Exercise task: The records below should be written out again, exactly.
[START Provided records]
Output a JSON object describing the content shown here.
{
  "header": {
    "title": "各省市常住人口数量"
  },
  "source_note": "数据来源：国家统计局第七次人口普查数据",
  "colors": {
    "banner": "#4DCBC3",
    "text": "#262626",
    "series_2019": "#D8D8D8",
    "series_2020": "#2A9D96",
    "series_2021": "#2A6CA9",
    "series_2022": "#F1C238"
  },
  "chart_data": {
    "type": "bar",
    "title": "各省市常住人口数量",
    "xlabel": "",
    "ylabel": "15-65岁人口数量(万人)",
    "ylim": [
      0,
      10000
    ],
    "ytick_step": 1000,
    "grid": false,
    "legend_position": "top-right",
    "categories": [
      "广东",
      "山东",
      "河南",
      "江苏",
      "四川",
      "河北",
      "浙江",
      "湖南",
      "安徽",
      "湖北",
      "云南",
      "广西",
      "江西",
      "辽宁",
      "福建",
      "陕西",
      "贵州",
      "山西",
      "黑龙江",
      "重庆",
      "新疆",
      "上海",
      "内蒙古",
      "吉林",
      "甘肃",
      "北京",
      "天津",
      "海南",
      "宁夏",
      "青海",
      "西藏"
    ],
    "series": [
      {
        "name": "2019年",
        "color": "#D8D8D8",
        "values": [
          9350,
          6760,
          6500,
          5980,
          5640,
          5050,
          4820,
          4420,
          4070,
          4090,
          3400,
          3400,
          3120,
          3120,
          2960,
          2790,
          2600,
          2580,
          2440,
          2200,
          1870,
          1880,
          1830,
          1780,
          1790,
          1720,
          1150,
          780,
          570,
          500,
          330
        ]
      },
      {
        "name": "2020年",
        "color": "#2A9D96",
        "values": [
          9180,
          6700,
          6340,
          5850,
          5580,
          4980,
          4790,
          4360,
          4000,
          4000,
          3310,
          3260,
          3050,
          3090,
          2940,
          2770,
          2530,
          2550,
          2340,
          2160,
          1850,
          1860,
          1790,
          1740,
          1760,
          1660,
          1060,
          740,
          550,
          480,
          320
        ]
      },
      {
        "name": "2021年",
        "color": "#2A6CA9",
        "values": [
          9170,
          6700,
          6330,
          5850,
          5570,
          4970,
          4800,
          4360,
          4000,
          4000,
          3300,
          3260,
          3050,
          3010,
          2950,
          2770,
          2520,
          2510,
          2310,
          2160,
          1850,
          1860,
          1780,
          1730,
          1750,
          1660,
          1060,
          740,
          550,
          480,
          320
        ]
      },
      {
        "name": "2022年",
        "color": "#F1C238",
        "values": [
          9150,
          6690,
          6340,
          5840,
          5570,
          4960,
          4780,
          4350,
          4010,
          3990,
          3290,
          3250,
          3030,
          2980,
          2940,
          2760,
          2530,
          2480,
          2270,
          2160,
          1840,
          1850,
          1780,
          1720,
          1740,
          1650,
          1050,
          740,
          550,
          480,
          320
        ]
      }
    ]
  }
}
[END Provided records]
Full answer:
Output a JSON object describing the content shown here.
{
  "header": {
    "title": "各省市常住人口数量"
  },
  "source_note": "数据来源：国家统计局第七次人口普查数据",
  "colors": {
    "banner": "#4DCBC3",
    "text": "#262626",
    "series_2019": "#D8D8D8",
    "series_2020": "#2A9D96",
    "series_2021": "#2A6CA9",
    "series_2022": "#F1C238"
  },
  "chart_data": {
    "type": "bar",
    "title": "各省市常住人口数量",
    "xlabel": "",
    "ylabel": "15-65岁人口数量(万人)",
    "ylim": [
      0,
      10000
    ],
    "ytick_step": 1000,
    "grid": false,
    "legend_position": "top-right",
    "categories": [
      "广东",
      "山东",
      "河南",
      "江苏",
      "四川",
      "河北",
      "浙江",
      "湖南",
      "安徽",
      "湖北",
      "云南",
      "广西",
      "江西",
      "辽宁",
      "福建",
      "陕西",
      "贵州",
      "山西",
      "黑龙江",
      "重庆",
      "新疆",
      "上海",
      "内蒙古",
      "吉林",
      "甘肃",
      "北京",
      "天津",
      "海南",
      "宁夏",
      "青海",
      "西藏"
    ],
    "series": [
      {
        "name": "2019年",
        "color": "#D8D8D8",
        "values": [
          9350,
          6760,
          6500,
          5980,
          5640,
          5050,
          4820,
          4420,
          4070,
          4090,
          3400,
          3400,
          3120,
          3120,
          2960,
          2790,
          2600,
          2580,
          2440,
          2200,
          1870,
          1880,
          1830,
          1780,
          1790,
          1720,
          1150,
          780,
          570,
          500,
          330
        ]
      },
      {
        "name": "2020年",
        "color": "#2A9D96",
        "values": [
          9180,
          6700,
          6340,
          5850,
          5580,
          4980,
          4790,
          4360,
          4000,
          4000,
          3310,
          3260,
          3050,
          3090,
          2940,
          2770,
          2530,
          2550,
          2340,
          2160,
          1850,
          1860,
          1790,
          1740,
          1760,
          1660,
          1060,
          740,
          550,
          480,
          320
        ]
      },
      {
        "name": "2021年",
        "color": "#2A6CA9",
        "values": [
          9170,
          6700,
          6330,
          5850,
          5570,
          4970,
          4800,
          4360,
          4000,
          4000,
          3300,
          3260,
          3050,
          3010,
          2950,
          2770,
          2520,
          2510,
          2310,
          2160,
          1850,
          1860,
          1780,
          1730,
          1750,
          1660,
          1060,
          740,
          550,
          480,
          320
        ]
      },
      {
        "name": "2022年",
        "color": "#F1C238",
        "values": [
          9150,
          6690,
          6340,
          5840,
          5570,
          4960,
          4780,
          4350,
          4010,
          3990,
          3290,
          3250,
          3030,
          2980,
          2940,
          2760,
          2530,
          2480,
          2270,
          2160,
          1840,
          1850,
          1780,
          1720,
          1740,
          1650,
          1050,
          740,
          550,
          480,
          320
        ]
      }
    ]
  }
}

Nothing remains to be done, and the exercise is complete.